**Text shown**.
FOR IMMEDIATE RELEASE: March 2, 2020
CONTACT: Jodie Medeiros, Executive Director, Walk SF, firstname.lastname@example.org, 415-596-1580 (cell)
Marta Lindsey, Communications Director, Walk SF, email@example.com, 617-833-7654 (cell)
Second pedestrian death in the Tenderloin in two weeks; woman fatally hit Sunday morning at Geary Boulevard and Taylor Street
San Francisco, Calif. – Our deepest condolences go out to the family and friends of the 67-year-old woman who was hit by the driver of a vehicle yesterday morning while crossing the street at Geary Boulevard and Taylor Street. Walk San Francisco and members of the San Francisco Bay Area Families for Safe Streets stand ready to support the victim’s family and friends however possible.
“We mourn another life lost on San Francisco streets,” said Jodie Medeiros, executive director of Walk San Francisco. “This is the second person to be hit and killed walking in just two weeks. It’s a devastating reminder that we have a crisis on our streets with traffic safety.”
“The Tenderloin is ground zero for the traffic safety crisis on our streets,” continued Medeiros. “It is unacceptable how dangerous it is for pedestrians in the Tenderloin. Everyone deserves to be able to cross the street safely. It’s as simple as that.”
The fatal crash on February 21 that killed pedestrian David Chow was just six blocks away from yesterday’s fatal crash site. Both crashes were in broad daylight, and the victims were walking in the crosswalk when hit by the drivers of vehicles making turns.
In 2019, four pedestrians were hit and killed in the Tenderloin. Janice Higashi was fatally hit at Golden Gate and Leavenworth in March. Mark Swink was fatally hit at Hyde and Golden Gate in May. Michael Evans was fatally hit at Eddy and Mason in July. Benjamin Dean was fatally hit at Taylor and O’Farrell in July. Every single street in the Tenderloin on the high-injury network: the 13% of San Francisco streets where 75% of crashes occur.

**Data to use**.
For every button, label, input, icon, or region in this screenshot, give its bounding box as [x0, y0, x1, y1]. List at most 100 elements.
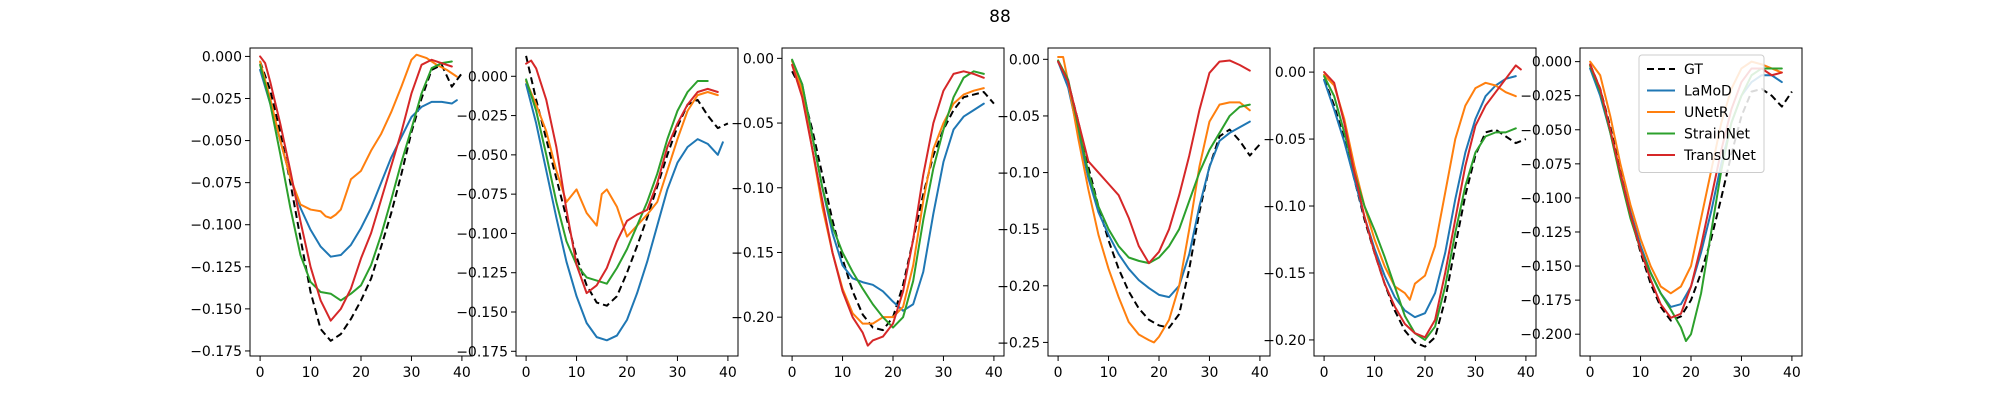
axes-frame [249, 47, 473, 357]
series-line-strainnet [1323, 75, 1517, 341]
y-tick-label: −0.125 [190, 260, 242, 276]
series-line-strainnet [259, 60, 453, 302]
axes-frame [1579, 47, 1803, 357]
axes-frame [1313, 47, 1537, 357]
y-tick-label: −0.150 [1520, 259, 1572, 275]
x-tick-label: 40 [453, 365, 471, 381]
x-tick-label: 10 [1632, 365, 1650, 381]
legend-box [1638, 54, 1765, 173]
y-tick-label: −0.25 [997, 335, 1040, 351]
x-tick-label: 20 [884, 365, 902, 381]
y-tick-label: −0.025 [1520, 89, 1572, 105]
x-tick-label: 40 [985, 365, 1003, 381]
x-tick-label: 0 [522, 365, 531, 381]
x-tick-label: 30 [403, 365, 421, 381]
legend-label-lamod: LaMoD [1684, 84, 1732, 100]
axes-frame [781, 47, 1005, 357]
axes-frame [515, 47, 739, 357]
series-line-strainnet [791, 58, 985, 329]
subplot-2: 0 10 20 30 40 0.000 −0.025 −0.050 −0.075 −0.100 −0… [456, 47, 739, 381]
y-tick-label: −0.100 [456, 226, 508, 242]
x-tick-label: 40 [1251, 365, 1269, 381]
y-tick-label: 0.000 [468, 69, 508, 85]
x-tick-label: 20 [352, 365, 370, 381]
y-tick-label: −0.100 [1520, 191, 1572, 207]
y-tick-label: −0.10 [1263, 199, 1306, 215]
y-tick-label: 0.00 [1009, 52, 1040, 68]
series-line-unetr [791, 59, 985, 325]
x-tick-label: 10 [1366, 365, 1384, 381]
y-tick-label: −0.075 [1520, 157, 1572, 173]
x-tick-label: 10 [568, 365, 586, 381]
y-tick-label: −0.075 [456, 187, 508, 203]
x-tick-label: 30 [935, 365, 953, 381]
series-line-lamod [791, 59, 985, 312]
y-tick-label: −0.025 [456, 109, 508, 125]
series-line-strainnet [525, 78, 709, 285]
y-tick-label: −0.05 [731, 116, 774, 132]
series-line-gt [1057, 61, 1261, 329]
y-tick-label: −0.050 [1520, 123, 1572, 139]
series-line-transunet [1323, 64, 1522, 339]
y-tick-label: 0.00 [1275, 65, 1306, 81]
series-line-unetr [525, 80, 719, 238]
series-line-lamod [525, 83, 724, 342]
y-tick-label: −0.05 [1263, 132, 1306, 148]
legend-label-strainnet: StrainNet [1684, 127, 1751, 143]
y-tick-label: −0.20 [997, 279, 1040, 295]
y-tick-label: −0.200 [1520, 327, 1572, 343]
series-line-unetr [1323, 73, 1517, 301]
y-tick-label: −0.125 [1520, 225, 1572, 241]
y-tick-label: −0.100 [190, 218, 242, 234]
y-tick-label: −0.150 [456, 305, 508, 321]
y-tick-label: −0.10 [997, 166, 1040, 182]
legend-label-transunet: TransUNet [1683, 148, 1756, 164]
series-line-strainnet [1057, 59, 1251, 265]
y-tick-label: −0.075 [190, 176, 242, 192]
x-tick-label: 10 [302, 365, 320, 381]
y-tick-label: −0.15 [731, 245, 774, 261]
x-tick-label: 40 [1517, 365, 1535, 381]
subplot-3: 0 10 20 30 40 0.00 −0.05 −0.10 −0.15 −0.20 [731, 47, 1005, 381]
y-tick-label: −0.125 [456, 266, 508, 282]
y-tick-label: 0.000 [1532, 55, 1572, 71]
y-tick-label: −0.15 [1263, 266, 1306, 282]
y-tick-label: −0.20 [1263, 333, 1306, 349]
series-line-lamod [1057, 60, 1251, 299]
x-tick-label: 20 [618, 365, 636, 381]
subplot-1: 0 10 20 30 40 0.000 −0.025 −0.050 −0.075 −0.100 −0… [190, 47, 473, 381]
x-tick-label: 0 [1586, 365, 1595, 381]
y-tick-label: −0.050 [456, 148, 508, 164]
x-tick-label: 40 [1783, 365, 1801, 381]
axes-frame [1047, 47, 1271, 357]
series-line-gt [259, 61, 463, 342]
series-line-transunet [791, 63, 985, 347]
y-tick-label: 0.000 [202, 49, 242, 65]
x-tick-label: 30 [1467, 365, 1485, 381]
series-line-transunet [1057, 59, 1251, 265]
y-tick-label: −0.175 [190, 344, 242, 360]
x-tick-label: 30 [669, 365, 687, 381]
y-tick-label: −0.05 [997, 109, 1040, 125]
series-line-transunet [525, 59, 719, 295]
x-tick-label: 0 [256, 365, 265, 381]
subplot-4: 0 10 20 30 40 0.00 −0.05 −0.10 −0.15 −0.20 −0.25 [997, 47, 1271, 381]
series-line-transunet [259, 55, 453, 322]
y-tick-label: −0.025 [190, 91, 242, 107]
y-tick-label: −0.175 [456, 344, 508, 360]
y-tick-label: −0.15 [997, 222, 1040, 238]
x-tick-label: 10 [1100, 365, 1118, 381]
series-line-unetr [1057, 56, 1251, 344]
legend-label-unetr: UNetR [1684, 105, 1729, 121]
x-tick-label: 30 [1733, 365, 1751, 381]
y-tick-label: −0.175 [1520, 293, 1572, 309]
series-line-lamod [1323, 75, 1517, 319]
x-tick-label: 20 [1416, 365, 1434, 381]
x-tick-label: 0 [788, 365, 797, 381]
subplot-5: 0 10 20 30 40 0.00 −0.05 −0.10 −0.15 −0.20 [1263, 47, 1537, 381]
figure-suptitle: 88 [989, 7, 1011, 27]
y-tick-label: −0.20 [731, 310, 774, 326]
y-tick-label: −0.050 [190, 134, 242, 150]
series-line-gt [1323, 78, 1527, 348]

**To do**.
• 1. Write out the passage of the Tenderloin pedestrian death press release from "FOR IMMEDIATE RELEASE: March" up to and including "friends however possible.".
• 2. How many lines of the records contain the string "lamod", with case counting? Give only the number.
The records are unrelated to the press release.

**Response list**.
• 1.
FOR IMMEDIATE RELEASE: March 2, 2020
CONTACT: Jodie Medeiros, Executive Director, Walk SF, firstname.lastname@example.org, 415-596-1580 (cell)
Marta Lindsey, Communications Director, Walk SF, email@example.com, 617-833-7654 (cell)
Second pedestrian death in the Tenderloin in two weeks; woman fatally hit Sunday morning at Geary Boulevard and Taylor Street
San Francisco, Calif. – Our deepest condolences go out to the family and friends of the 67-year-old woman who was hit by the driver of a vehicle yesterday morning while crossing the street at Geary Boulevard and Taylor Street. Walk San Francisco and members of the San Francisco Bay Area Families for Safe Streets stand ready to support the victim’s family and friends however possible.

• 2. 5